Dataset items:
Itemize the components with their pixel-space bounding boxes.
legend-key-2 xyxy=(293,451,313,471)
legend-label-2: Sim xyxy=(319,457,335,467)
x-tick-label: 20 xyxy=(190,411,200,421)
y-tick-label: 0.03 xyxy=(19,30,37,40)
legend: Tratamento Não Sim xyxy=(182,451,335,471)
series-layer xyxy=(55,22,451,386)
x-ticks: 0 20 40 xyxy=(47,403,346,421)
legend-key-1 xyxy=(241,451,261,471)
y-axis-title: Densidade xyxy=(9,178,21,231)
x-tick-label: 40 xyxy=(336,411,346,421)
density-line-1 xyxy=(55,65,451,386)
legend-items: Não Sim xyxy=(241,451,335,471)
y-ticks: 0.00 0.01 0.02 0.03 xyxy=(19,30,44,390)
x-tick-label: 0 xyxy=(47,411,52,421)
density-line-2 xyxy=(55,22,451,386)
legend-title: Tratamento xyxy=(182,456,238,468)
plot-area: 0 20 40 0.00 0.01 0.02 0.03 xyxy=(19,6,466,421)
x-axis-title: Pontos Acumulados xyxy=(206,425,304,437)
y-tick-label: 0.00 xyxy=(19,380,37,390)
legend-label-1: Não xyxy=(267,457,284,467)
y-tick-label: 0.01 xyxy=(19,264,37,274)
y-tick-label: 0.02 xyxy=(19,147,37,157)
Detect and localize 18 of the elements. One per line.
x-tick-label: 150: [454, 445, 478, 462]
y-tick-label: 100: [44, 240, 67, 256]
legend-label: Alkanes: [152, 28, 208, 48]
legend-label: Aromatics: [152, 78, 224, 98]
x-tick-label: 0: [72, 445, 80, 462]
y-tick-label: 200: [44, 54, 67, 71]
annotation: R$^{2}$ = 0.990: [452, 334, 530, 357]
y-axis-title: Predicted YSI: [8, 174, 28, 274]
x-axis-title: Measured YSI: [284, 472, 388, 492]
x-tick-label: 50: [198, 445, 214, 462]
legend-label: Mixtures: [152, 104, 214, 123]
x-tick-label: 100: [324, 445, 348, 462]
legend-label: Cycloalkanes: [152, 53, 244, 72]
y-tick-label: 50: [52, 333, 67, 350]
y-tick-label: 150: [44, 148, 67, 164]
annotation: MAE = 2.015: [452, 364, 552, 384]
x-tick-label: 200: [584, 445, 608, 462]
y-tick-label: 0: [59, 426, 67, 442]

Given exercise:
Could you reproduce every line of the records above without changing anything?

Answer to this exercise:
Itemize the components with their pixel-space bounding boxes.
legend-key-2 xyxy=(293,451,313,471)
legend-label-2: Sim xyxy=(319,457,335,467)
x-tick-label: 20 xyxy=(190,411,200,421)
y-tick-label: 0.03 xyxy=(19,30,37,40)
legend: Tratamento Não Sim xyxy=(182,451,335,471)
series-layer xyxy=(55,22,451,386)
x-ticks: 0 20 40 xyxy=(47,403,346,421)
legend-key-1 xyxy=(241,451,261,471)
y-axis-title: Densidade xyxy=(9,178,21,231)
x-tick-label: 40 xyxy=(336,411,346,421)
density-line-1 xyxy=(55,65,451,386)
legend-items: Não Sim xyxy=(241,451,335,471)
y-ticks: 0.00 0.01 0.02 0.03 xyxy=(19,30,44,390)
x-tick-label: 0 xyxy=(47,411,52,421)
density-line-2 xyxy=(55,22,451,386)
legend-title: Tratamento xyxy=(182,456,238,468)
plot-area: 0 20 40 0.00 0.01 0.02 0.03 xyxy=(19,6,466,421)
x-axis-title: Pontos Acumulados xyxy=(206,425,304,437)
y-tick-label: 0.00 xyxy=(19,380,37,390)
legend-label-1: Não xyxy=(267,457,284,467)
y-tick-label: 0.01 xyxy=(19,264,37,274)
y-tick-label: 0.02 xyxy=(19,147,37,157)
Detect and localize 18 of the elements. One per line.
x-tick-label: 150: [454, 445, 478, 462]
y-tick-label: 100: [44, 240, 67, 256]
legend-label: Alkanes: [152, 28, 208, 48]
legend-label: Aromatics: [152, 78, 224, 98]
x-tick-label: 0: [72, 445, 80, 462]
y-tick-label: 200: [44, 54, 67, 71]
annotation: R$^{2}$ = 0.990: [452, 334, 530, 357]
y-axis-title: Predicted YSI: [8, 174, 28, 274]
x-axis-title: Measured YSI: [284, 472, 388, 492]
x-tick-label: 50: [198, 445, 214, 462]
legend-label: Mixtures: [152, 104, 214, 123]
x-tick-label: 100: [324, 445, 348, 462]
legend-label: Cycloalkanes: [152, 53, 244, 72]
y-tick-label: 50: [52, 333, 67, 350]
y-tick-label: 150: [44, 148, 67, 164]
annotation: MAE = 2.015: [452, 364, 552, 384]
x-tick-label: 200: [584, 445, 608, 462]
y-tick-label: 0: [59, 426, 67, 442]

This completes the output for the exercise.